OBJECTIVE: Count the lines in the entries below that include the word "history". Give nothing but the number.

EXCERPTED RECORDS:
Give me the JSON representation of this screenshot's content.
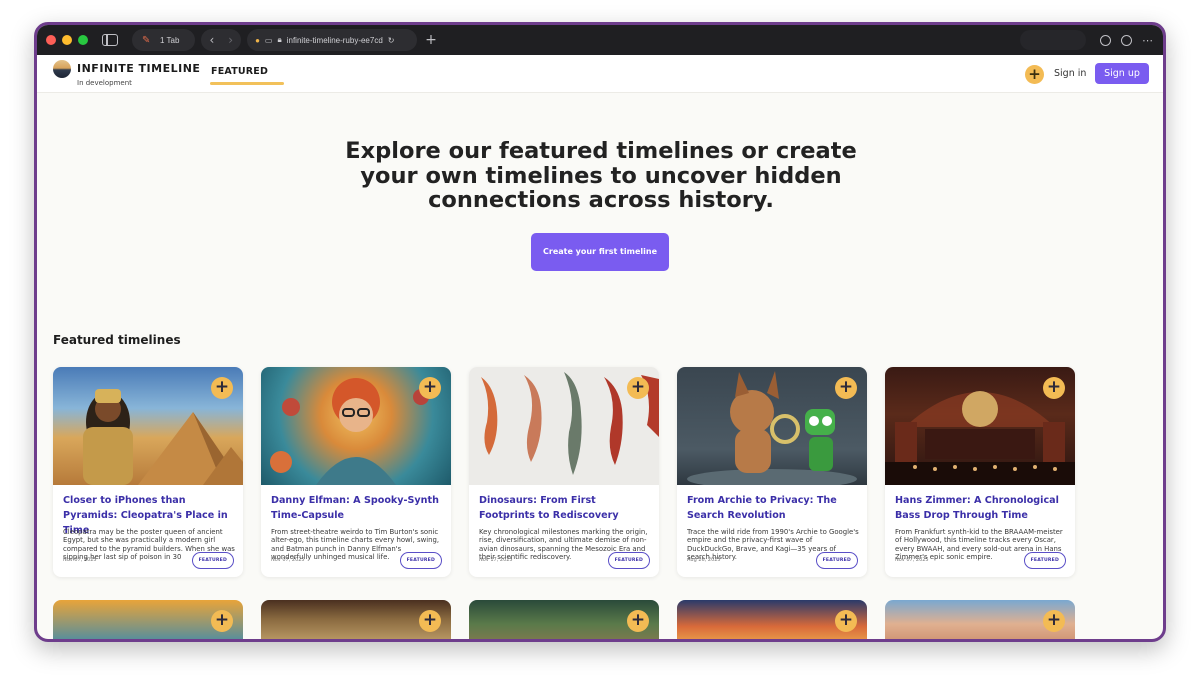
{
  "browser": {
    "tab_count": "1 Tab",
    "url": "infinite-timeline-ruby-ee7cd"
  },
  "header": {
    "brand": "INFINITE TIMELINE",
    "tagline": "In development",
    "nav_featured": "FEATURED",
    "add_symbol": "+",
    "sign_in": "Sign in",
    "sign_up": "Sign up"
  },
  "hero": {
    "title": "Explore our featured timelines or create your own timelines to uncover hidden connections across history.",
    "cta": "Create your first timeline"
  },
  "section_title": "Featured timelines",
  "cards": [
    {
      "title": "Closer to iPhones than Pyramids: Cleopatra's Place in Time",
      "description": "Cleopatra may be the poster queen of ancient Egypt, but she was practically a modern girl compared to the pyramid builders. When she was sipping her last sip of poison in 30",
      "date": "Nov 07, 2025",
      "badge": "FEATURED",
      "plus": "+"
    },
    {
      "title": "Danny Elfman: A Spooky-Synth Time-Capsule",
      "description": "From street-theatre weirdo to Tim Burton's sonic alter-ego, this timeline charts every howl, swing, and Batman punch in Danny Elfman's wonderfully unhinged musical life.",
      "date": "Nov 07, 2025",
      "badge": "FEATURED",
      "plus": "+"
    },
    {
      "title": "Dinosaurs: From First Footprints to Rediscovery",
      "description": "Key chronological milestones marking the origin, rise, diversification, and ultimate demise of non-avian dinosaurs, spanning the Mesozoic Era and their scientific rediscovery.",
      "date": "Nov 17, 2025",
      "badge": "FEATURED",
      "plus": "+"
    },
    {
      "title": "From Archie to Privacy: The Search Revolution",
      "description": "Trace the wild ride from 1990's Archie to Google's empire and the privacy-first wave of DuckDuckGo, Brave, and Kagi—35 years of search history.",
      "date": "Aug 26, 2025",
      "badge": "FEATURED",
      "plus": "+"
    },
    {
      "title": "Hans Zimmer: A Chronological Bass Drop Through Time",
      "description": "From Frankfurt synth-kid to the BRAAAM-meister of Hollywood, this timeline tracks every Oscar, every BWAAH, and every sold-out arena in Hans Zimmer's epic sonic empire.",
      "date": "Nov 07, 2025",
      "badge": "FEATURED",
      "plus": "+"
    }
  ],
  "row2_plus": "+",
  "colors": {
    "accent_purple": "#7a5cf0",
    "accent_yellow": "#f3bb54",
    "title_blue": "#3b2fa8",
    "frame": "#6e3d8c"
  }
}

FULL RESPONSE: 2